## Start DATA SHOWN

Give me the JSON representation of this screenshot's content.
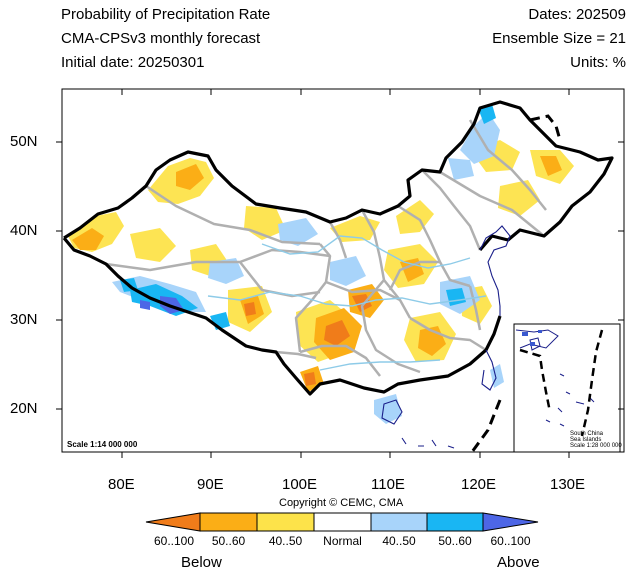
{
  "header": {
    "title": "Probability of Precipitation Rate",
    "model": "CMA-CPSv3 monthly forecast",
    "initial_date": "Initial date: 20250301",
    "dates": "Dates: 202509",
    "ensemble": "Ensemble Size = 21",
    "units": "Units: %"
  },
  "map": {
    "lat_labels": [
      "50N",
      "40N",
      "30N",
      "20N"
    ],
    "lon_labels": [
      "80E",
      "90E",
      "100E",
      "110E",
      "120E",
      "130E"
    ],
    "scale": "Scale 1:14 000 000",
    "inset": {
      "line1": "South China",
      "line2": "Sea Islands",
      "line3": "Scale 1:28 000 000"
    }
  },
  "copyright": "Copyright © CEMC, CMA",
  "colorbar": {
    "colors": [
      "#f07c1a",
      "#fbae16",
      "#fde34a",
      "#ffffff",
      "#a8d4fa",
      "#19b6f3",
      "#4d66e6"
    ],
    "labels": [
      "60..100",
      "50..60",
      "40..50",
      "Normal",
      "40..50",
      "50..60",
      "60..100"
    ],
    "below": "Below",
    "above": "Above"
  }
}
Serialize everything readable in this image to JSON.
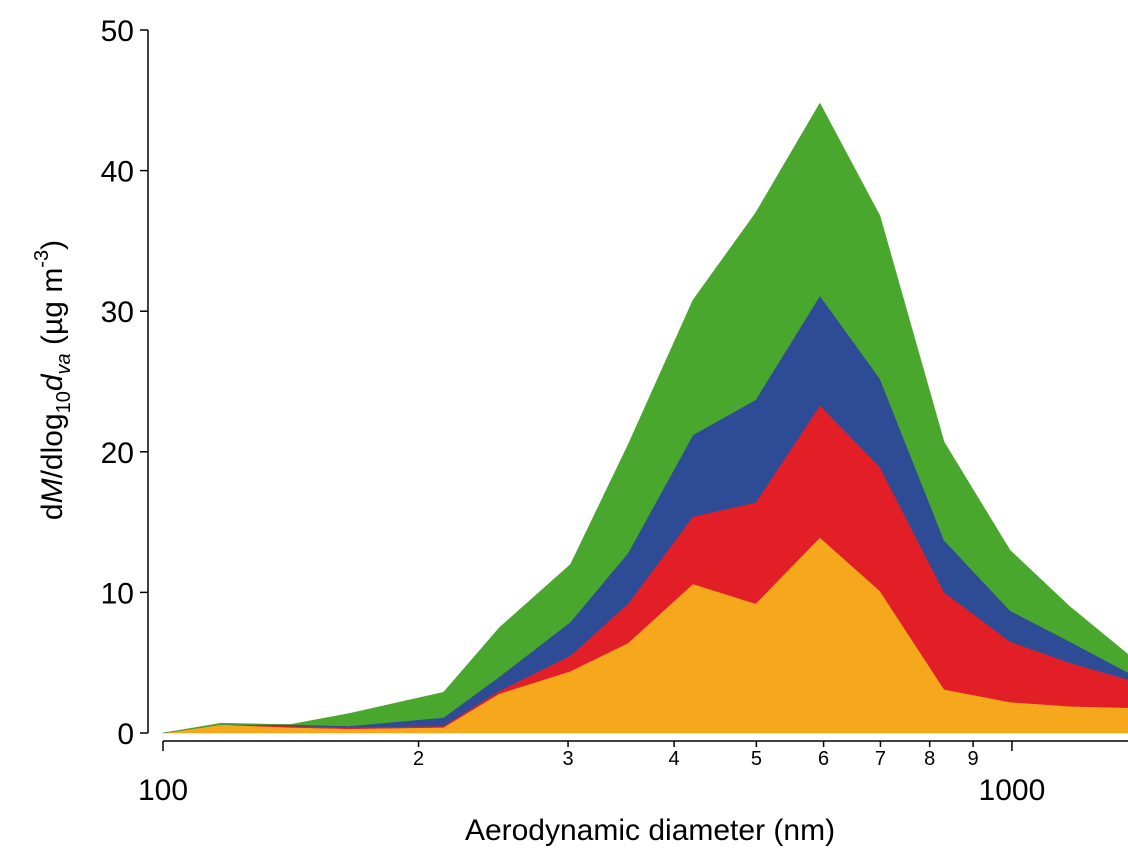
{
  "chart_data": {
    "type": "stacked_area",
    "x_label": "Aerodynamic diameter (nm)",
    "y_label_parts": [
      "d",
      "M",
      "/dlog",
      "10",
      "d",
      "va",
      " (µg m",
      "-3",
      ")"
    ],
    "x": [
      100,
      117,
      141,
      166,
      214,
      249,
      302,
      353,
      421,
      499,
      594,
      699,
      832,
      995,
      1170,
      1370
    ],
    "series": [
      {
        "color": "#f5a81c",
        "values": [
          0,
          0.6,
          0.4,
          0.3,
          0.4,
          2.8,
          4.4,
          6.4,
          10.6,
          9.2,
          13.9,
          10.1,
          3.1,
          2.2,
          1.9,
          1.8
        ]
      },
      {
        "color": "#e21f26",
        "values": [
          0,
          0,
          0.1,
          0.1,
          0.1,
          0.2,
          1.1,
          2.8,
          4.8,
          7.2,
          9.4,
          8.8,
          6.9,
          4.3,
          3.1,
          2.0
        ]
      },
      {
        "color": "#2e4b96",
        "values": [
          0,
          0,
          0.1,
          0.1,
          0.6,
          1.0,
          2.4,
          3.6,
          5.8,
          7.3,
          7.8,
          6.3,
          3.7,
          2.2,
          1.5,
          0.5
        ]
      },
      {
        "color": "#4aa72e",
        "values": [
          0,
          0.1,
          0,
          0.9,
          1.8,
          3.5,
          4.1,
          7.7,
          9.6,
          13.3,
          13.7,
          11.6,
          7.0,
          4.3,
          2.5,
          1.3
        ]
      }
    ],
    "log_x": true,
    "xlim": [
      100,
      1370
    ],
    "xticks": [
      100,
      {
        "value": 200,
        "label": "2"
      },
      {
        "value": 300,
        "label": "3"
      },
      {
        "value": 400,
        "label": "4"
      },
      {
        "value": 500,
        "label": "5"
      },
      {
        "value": 600,
        "label": "6"
      },
      {
        "value": 700,
        "label": "7"
      },
      {
        "value": 800,
        "label": "8"
      },
      {
        "value": 900,
        "label": "9"
      },
      1000
    ],
    "ylim": [
      0,
      50
    ],
    "yticks": [
      0,
      10,
      20,
      30,
      40,
      50
    ]
  }
}
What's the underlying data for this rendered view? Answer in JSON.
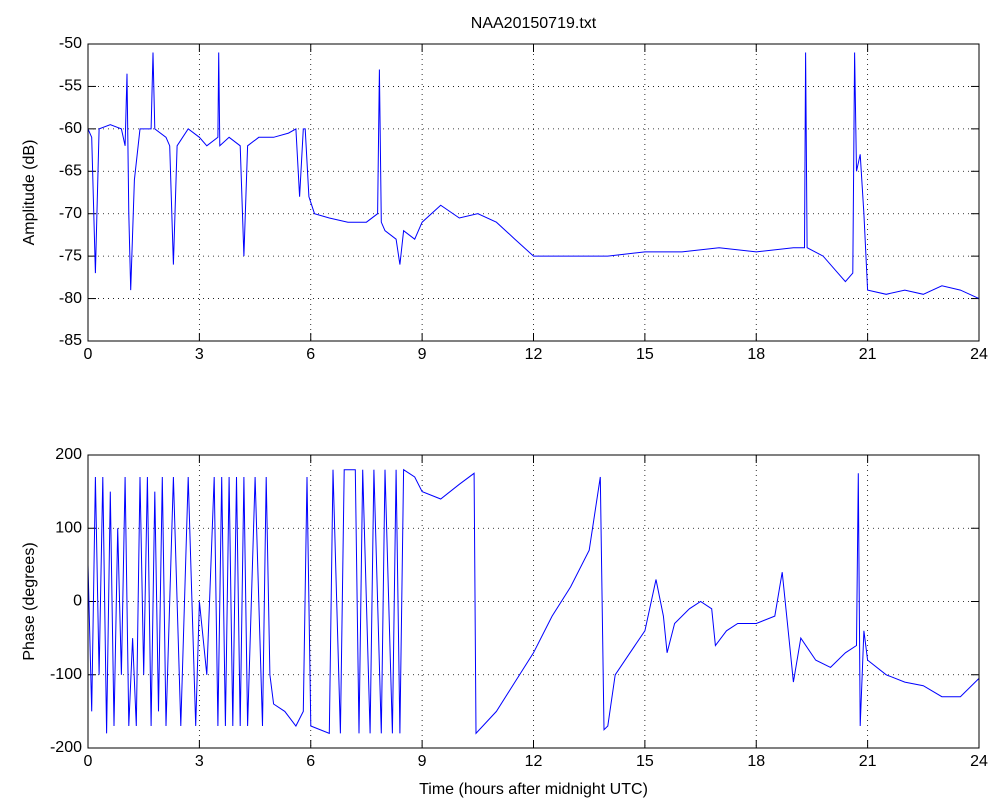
{
  "chart_data": [
    {
      "type": "line",
      "title": "NAA20150719.txt",
      "ylabel": "Amplitude (dB)",
      "color": "#0000ff",
      "grid": true,
      "xlim": [
        0,
        24
      ],
      "xticks": [
        0,
        3,
        6,
        9,
        12,
        15,
        18,
        21,
        24
      ],
      "ylim": [
        -85,
        -50
      ],
      "yticks": [
        -85,
        -80,
        -75,
        -70,
        -65,
        -60,
        -55,
        -50
      ],
      "x": [
        0,
        0.1,
        0.2,
        0.3,
        0.6,
        0.9,
        1.0,
        1.05,
        1.1,
        1.15,
        1.25,
        1.4,
        1.7,
        1.75,
        1.8,
        2.1,
        2.2,
        2.3,
        2.4,
        2.7,
        3.0,
        3.2,
        3.5,
        3.52,
        3.55,
        3.8,
        4.1,
        4.2,
        4.3,
        4.6,
        5.0,
        5.4,
        5.6,
        5.7,
        5.8,
        5.85,
        5.95,
        6.1,
        6.5,
        7.0,
        7.5,
        7.8,
        7.85,
        7.9,
        8.0,
        8.3,
        8.4,
        8.5,
        8.8,
        9.0,
        9.5,
        10.0,
        10.5,
        11.0,
        11.5,
        12,
        13,
        14,
        15,
        16,
        17,
        18,
        19,
        19.3,
        19.33,
        19.37,
        19.8,
        20.2,
        20.4,
        20.6,
        20.65,
        20.7,
        20.8,
        20.9,
        21.0,
        21.5,
        22,
        22.5,
        23,
        23.5,
        24
      ],
      "values": [
        -60,
        -61,
        -77,
        -60,
        -59.5,
        -60,
        -62,
        -53.5,
        -70,
        -79,
        -66,
        -60,
        -60,
        -51,
        -60,
        -61,
        -62,
        -76,
        -62,
        -60,
        -61,
        -62,
        -61,
        -51,
        -62,
        -61,
        -62,
        -75,
        -62,
        -61,
        -61,
        -60.5,
        -60,
        -68,
        -60,
        -60,
        -68,
        -70,
        -70.5,
        -71,
        -71,
        -70,
        -53,
        -71,
        -72,
        -73,
        -76,
        -72,
        -73,
        -71,
        -69,
        -70.5,
        -70,
        -71,
        -73,
        -75,
        -75,
        -75,
        -74.5,
        -74.5,
        -74,
        -74.5,
        -74,
        -74,
        -51,
        -74,
        -75,
        -77,
        -78,
        -77,
        -51,
        -65,
        -63,
        -70,
        -79,
        -79.5,
        -79,
        -79.5,
        -78.5,
        -79,
        -80
      ]
    },
    {
      "type": "line",
      "xlabel": "Time (hours after midnight UTC)",
      "ylabel": "Phase (degrees)",
      "color": "#0000ff",
      "grid": true,
      "xlim": [
        0,
        24
      ],
      "xticks": [
        0,
        3,
        6,
        9,
        12,
        15,
        18,
        21,
        24
      ],
      "ylim": [
        -200,
        200
      ],
      "yticks": [
        -200,
        -100,
        0,
        100,
        200
      ],
      "x": [
        0,
        0.1,
        0.2,
        0.3,
        0.4,
        0.5,
        0.6,
        0.7,
        0.8,
        0.9,
        1.0,
        1.1,
        1.2,
        1.3,
        1.4,
        1.5,
        1.6,
        1.7,
        1.8,
        1.9,
        2.0,
        2.1,
        2.3,
        2.5,
        2.7,
        2.9,
        3.0,
        3.2,
        3.4,
        3.5,
        3.6,
        3.7,
        3.8,
        3.9,
        4.0,
        4.1,
        4.2,
        4.3,
        4.5,
        4.7,
        4.8,
        4.9,
        5.0,
        5.3,
        5.6,
        5.8,
        5.9,
        6.0,
        6.5,
        6.6,
        6.8,
        6.9,
        7.2,
        7.3,
        7.4,
        7.6,
        7.7,
        7.9,
        8.0,
        8.2,
        8.3,
        8.4,
        8.5,
        8.8,
        9.0,
        9.5,
        10.0,
        10.4,
        10.45,
        11,
        11.5,
        12,
        12.5,
        13,
        13.5,
        13.8,
        13.9,
        14.0,
        14.2,
        14.6,
        15.0,
        15.3,
        15.5,
        15.6,
        15.8,
        16.2,
        16.5,
        16.8,
        16.9,
        17.2,
        17.5,
        18,
        18.5,
        18.7,
        18.9,
        19.0,
        19.2,
        19.6,
        20.0,
        20.4,
        20.7,
        20.75,
        20.8,
        20.9,
        21.0,
        21.5,
        22,
        22.5,
        23,
        23.5,
        24
      ],
      "values": [
        50,
        -150,
        170,
        -100,
        170,
        -180,
        150,
        -170,
        100,
        -100,
        170,
        -170,
        -50,
        -170,
        170,
        -100,
        170,
        -170,
        150,
        -150,
        170,
        -170,
        170,
        -170,
        170,
        -170,
        0,
        -100,
        170,
        -170,
        170,
        -170,
        170,
        -170,
        170,
        -170,
        170,
        -170,
        170,
        -170,
        170,
        -100,
        -140,
        -150,
        -170,
        -150,
        170,
        -170,
        -180,
        180,
        -180,
        180,
        180,
        -180,
        180,
        -180,
        180,
        -180,
        180,
        -180,
        180,
        -180,
        180,
        170,
        150,
        140,
        160,
        175,
        -180,
        -150,
        -110,
        -70,
        -20,
        20,
        70,
        170,
        -175,
        -170,
        -100,
        -70,
        -40,
        30,
        -20,
        -70,
        -30,
        -10,
        0,
        -10,
        -60,
        -40,
        -30,
        -30,
        -20,
        40,
        -60,
        -110,
        -50,
        -80,
        -90,
        -70,
        -60,
        175,
        -170,
        -40,
        -80,
        -100,
        -110,
        -115,
        -130,
        -130,
        -105
      ]
    }
  ]
}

## End DATA SHOWN

**GIVEN INSTRUCTION:**
Search the data above for the word "ylabel", then gather each line in which it appears.

**OUTPUT OF THE EXERCISE:**
      "ylabel": "Amplitude (dB)",
      "ylabel": "Phase (degrees)",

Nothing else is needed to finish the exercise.